List all lines in the material below that contain "里面修炼体系是肉身".
---------- Provided material ----------
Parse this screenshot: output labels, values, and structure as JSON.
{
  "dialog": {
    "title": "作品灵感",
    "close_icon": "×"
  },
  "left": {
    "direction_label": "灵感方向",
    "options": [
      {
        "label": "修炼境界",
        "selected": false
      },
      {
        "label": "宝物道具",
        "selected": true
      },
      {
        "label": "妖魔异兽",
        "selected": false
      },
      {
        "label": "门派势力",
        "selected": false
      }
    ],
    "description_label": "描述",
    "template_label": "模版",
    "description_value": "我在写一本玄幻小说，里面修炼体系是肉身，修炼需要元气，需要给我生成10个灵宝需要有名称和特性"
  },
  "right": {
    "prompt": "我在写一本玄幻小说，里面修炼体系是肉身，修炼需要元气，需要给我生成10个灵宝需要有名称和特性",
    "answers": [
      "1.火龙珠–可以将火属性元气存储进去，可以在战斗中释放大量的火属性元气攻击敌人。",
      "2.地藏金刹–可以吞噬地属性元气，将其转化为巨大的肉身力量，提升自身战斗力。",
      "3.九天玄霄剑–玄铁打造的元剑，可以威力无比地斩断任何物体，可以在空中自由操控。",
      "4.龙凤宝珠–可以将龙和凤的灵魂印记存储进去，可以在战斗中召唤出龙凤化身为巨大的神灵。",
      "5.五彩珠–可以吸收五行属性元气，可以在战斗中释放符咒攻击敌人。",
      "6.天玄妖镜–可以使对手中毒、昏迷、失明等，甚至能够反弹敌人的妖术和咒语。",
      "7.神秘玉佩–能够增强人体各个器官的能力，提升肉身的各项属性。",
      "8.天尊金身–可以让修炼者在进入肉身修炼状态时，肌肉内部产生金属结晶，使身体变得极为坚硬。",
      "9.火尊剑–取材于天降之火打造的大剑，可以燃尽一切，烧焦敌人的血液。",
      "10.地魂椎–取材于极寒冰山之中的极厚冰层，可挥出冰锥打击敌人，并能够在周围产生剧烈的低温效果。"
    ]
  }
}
----------
> _Expected output_:
    "description_value": "我在写一本玄幻小说，里面修炼体系是肉身，修炼需要元气，需要给我生成10个灵宝需要有名称和特性"
    "prompt": "我在写一本玄幻小说，里面修炼体系是肉身，修炼需要元气，需要给我生成10个灵宝需要有名称和特性",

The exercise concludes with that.